Task prompt: Lines containing the string "Monitor" are to be counted. Write only how many there are.

Information supplied:
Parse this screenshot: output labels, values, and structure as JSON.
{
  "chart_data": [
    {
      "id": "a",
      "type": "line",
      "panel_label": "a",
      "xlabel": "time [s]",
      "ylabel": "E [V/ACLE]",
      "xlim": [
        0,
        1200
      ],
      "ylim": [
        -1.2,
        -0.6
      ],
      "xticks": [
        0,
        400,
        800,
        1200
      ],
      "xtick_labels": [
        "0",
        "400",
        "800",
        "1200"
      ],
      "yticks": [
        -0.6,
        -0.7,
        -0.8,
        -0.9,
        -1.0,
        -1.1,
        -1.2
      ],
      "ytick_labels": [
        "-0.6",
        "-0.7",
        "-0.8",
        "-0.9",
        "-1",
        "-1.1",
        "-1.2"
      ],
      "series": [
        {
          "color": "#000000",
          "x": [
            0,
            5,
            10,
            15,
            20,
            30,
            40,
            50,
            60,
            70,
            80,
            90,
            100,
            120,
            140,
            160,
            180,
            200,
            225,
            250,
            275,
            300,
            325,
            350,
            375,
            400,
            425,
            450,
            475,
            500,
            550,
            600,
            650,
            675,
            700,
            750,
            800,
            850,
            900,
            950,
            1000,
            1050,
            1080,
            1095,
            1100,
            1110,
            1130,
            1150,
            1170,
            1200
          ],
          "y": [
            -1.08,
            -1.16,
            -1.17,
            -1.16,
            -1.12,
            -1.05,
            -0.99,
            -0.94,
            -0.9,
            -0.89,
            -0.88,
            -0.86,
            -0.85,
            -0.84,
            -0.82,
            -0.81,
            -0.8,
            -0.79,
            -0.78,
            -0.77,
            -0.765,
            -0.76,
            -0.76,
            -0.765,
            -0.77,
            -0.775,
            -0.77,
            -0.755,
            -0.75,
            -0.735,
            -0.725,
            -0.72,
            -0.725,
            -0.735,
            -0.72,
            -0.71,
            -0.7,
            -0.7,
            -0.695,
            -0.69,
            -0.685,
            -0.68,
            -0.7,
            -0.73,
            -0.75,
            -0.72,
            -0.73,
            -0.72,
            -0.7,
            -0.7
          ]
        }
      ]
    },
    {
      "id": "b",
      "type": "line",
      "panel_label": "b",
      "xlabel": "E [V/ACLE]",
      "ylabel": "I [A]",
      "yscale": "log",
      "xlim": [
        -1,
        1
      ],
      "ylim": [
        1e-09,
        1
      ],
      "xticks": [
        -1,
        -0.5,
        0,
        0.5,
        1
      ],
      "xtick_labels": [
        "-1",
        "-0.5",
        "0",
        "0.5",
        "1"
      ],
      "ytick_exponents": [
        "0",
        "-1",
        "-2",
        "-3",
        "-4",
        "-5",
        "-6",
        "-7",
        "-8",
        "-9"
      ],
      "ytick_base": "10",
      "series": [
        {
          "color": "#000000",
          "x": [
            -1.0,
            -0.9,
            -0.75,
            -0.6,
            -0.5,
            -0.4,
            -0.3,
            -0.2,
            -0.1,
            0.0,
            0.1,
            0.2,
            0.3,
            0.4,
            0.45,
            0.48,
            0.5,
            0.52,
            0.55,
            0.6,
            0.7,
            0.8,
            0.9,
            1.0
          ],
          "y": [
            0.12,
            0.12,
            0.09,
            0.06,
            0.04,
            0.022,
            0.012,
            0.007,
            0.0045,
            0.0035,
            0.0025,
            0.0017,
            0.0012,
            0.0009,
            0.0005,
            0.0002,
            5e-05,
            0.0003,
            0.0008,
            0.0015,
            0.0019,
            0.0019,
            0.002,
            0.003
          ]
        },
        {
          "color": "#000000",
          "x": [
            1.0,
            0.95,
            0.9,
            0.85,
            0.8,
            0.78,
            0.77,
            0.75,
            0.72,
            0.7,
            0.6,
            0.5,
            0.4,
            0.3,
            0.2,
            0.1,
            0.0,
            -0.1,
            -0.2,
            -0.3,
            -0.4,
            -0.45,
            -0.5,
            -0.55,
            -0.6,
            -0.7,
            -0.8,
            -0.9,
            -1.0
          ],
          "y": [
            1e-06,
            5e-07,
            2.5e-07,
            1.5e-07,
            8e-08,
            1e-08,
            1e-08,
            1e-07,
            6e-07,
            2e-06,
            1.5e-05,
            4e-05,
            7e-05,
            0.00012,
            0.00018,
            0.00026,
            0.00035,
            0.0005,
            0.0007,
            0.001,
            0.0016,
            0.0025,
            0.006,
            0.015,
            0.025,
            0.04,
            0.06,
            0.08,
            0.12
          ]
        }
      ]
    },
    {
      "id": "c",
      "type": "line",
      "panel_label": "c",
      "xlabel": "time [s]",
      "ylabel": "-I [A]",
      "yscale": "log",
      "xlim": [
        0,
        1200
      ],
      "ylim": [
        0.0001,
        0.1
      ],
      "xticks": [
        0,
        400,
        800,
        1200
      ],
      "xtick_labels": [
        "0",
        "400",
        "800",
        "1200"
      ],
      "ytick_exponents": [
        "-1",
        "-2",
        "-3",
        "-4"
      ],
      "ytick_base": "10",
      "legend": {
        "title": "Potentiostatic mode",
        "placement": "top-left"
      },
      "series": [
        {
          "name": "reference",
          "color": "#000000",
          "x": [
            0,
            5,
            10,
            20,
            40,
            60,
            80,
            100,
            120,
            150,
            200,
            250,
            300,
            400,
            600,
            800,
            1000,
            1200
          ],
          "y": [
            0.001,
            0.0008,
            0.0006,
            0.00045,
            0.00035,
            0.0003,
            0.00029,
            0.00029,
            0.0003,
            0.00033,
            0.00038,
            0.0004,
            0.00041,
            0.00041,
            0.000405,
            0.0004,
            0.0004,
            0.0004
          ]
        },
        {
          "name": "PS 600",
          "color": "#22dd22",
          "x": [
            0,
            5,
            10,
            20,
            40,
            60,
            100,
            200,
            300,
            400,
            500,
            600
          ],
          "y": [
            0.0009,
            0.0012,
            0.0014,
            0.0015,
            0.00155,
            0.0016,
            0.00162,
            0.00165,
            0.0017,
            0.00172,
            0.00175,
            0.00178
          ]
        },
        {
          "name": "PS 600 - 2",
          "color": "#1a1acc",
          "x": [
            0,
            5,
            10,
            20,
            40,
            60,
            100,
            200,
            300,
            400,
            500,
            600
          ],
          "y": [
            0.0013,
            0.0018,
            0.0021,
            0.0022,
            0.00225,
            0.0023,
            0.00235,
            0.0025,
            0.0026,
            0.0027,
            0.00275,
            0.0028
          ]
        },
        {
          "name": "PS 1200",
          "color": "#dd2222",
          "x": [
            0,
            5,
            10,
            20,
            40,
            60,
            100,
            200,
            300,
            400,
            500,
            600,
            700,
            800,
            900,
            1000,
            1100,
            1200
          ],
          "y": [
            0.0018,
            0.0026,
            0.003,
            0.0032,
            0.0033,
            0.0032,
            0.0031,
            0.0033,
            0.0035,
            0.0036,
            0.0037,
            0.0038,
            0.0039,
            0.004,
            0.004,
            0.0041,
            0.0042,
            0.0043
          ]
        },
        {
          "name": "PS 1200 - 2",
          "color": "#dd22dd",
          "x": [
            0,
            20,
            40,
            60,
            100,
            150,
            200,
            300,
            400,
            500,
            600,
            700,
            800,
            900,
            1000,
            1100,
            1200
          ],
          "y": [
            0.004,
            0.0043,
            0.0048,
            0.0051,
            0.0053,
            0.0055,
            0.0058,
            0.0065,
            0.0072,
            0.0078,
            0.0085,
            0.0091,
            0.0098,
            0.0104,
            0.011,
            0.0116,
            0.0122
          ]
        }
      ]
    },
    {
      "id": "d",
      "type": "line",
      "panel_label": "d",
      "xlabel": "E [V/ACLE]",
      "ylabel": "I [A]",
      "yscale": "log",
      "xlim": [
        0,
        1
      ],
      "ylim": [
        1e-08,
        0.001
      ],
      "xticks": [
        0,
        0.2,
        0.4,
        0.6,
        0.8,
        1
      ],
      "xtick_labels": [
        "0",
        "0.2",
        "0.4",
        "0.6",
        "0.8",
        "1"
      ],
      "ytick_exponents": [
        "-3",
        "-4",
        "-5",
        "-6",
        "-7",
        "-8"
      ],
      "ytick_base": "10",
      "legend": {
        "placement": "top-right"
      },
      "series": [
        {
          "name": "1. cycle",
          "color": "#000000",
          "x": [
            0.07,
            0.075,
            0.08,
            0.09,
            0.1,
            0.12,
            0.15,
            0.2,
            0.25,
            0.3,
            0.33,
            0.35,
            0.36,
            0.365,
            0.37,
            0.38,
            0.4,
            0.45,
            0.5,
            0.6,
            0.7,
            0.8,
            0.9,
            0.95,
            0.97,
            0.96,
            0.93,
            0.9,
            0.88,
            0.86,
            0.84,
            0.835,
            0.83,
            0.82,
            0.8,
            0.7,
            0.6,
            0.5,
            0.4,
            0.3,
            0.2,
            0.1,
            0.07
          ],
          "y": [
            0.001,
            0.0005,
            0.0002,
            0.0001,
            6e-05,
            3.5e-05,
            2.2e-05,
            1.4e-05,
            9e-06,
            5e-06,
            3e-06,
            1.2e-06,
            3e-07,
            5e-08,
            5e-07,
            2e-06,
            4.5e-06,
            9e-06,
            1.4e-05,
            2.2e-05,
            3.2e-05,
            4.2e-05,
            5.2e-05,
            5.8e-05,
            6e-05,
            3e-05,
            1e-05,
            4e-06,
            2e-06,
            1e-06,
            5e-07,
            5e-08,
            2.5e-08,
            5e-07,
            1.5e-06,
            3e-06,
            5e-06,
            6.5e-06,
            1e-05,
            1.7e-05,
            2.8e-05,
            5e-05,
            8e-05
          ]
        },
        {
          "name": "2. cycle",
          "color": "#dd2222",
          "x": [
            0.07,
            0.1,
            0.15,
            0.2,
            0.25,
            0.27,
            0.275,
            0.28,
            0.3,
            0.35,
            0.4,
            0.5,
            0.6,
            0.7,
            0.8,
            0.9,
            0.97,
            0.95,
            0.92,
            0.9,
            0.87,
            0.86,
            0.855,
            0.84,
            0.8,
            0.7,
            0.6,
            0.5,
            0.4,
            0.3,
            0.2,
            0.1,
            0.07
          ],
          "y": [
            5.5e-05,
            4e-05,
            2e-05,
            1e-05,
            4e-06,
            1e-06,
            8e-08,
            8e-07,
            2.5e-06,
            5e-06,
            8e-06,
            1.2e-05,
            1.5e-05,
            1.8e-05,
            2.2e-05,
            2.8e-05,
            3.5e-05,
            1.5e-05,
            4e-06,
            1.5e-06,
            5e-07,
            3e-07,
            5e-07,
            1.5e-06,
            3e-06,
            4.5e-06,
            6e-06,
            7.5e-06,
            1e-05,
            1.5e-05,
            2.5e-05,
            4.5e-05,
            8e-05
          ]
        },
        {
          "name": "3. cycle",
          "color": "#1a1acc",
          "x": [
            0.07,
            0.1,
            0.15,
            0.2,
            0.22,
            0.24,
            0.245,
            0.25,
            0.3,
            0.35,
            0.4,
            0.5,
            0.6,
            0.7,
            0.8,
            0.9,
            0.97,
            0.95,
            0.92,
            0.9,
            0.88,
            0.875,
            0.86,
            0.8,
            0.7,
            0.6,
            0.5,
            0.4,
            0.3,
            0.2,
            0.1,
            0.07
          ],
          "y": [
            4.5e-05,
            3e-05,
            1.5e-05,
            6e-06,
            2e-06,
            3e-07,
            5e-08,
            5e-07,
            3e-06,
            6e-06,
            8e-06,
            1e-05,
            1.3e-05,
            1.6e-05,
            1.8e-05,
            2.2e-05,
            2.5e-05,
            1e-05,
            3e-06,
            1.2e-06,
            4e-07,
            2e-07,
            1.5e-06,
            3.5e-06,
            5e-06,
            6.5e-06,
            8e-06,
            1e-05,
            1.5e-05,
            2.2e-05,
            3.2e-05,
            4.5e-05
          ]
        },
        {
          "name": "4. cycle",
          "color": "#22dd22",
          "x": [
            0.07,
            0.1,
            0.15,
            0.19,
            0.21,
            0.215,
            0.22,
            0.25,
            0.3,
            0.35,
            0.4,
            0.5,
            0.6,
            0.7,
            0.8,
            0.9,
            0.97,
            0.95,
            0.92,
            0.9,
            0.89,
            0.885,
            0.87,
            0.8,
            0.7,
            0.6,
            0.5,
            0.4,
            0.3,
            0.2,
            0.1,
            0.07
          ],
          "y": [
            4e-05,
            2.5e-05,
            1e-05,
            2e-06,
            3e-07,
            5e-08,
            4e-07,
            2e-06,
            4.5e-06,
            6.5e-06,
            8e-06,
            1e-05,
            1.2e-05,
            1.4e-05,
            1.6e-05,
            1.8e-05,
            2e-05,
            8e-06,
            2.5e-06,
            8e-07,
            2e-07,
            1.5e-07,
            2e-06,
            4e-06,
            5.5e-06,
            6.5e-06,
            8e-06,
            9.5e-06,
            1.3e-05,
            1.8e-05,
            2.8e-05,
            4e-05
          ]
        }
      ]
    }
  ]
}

--

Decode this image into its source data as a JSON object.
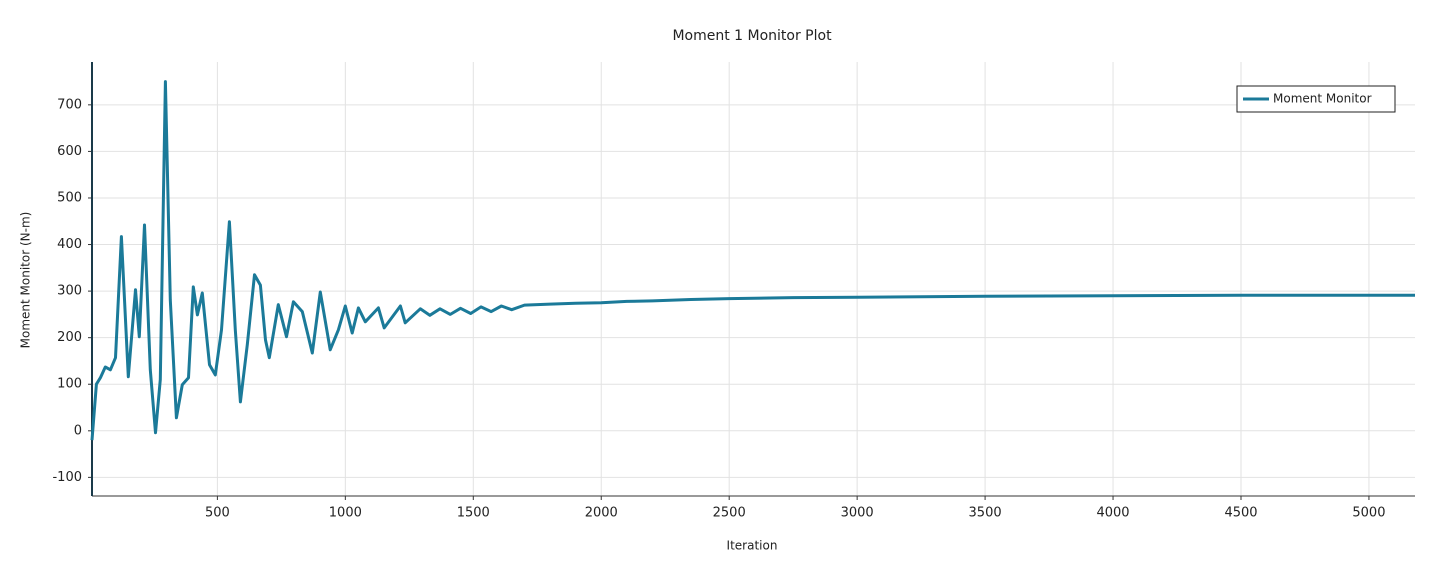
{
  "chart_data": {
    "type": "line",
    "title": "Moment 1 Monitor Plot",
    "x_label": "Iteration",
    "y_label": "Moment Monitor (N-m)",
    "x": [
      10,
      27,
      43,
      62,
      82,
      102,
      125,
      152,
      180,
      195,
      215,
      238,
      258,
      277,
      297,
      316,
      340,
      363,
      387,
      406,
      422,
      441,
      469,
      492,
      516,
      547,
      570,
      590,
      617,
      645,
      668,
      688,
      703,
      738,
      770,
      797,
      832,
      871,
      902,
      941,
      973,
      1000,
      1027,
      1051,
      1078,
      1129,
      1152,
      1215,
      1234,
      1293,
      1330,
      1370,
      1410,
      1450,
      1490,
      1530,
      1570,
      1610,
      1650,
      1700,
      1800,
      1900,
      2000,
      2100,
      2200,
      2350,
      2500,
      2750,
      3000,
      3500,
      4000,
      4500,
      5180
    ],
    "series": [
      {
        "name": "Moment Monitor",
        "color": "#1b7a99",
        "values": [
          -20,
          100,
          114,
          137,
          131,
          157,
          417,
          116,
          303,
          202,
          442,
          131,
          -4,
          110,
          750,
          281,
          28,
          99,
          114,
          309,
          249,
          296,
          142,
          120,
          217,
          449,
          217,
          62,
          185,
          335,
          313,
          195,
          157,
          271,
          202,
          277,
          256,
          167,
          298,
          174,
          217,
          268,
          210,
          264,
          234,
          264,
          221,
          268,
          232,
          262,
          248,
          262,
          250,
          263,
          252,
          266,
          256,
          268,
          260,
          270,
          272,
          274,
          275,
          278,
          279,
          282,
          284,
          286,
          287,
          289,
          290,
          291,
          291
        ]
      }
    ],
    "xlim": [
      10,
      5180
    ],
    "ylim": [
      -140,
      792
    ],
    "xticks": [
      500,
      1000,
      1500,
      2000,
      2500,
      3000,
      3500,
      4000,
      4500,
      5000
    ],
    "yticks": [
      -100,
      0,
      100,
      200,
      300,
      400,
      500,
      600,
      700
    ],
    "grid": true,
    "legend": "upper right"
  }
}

Solution to the problem: 3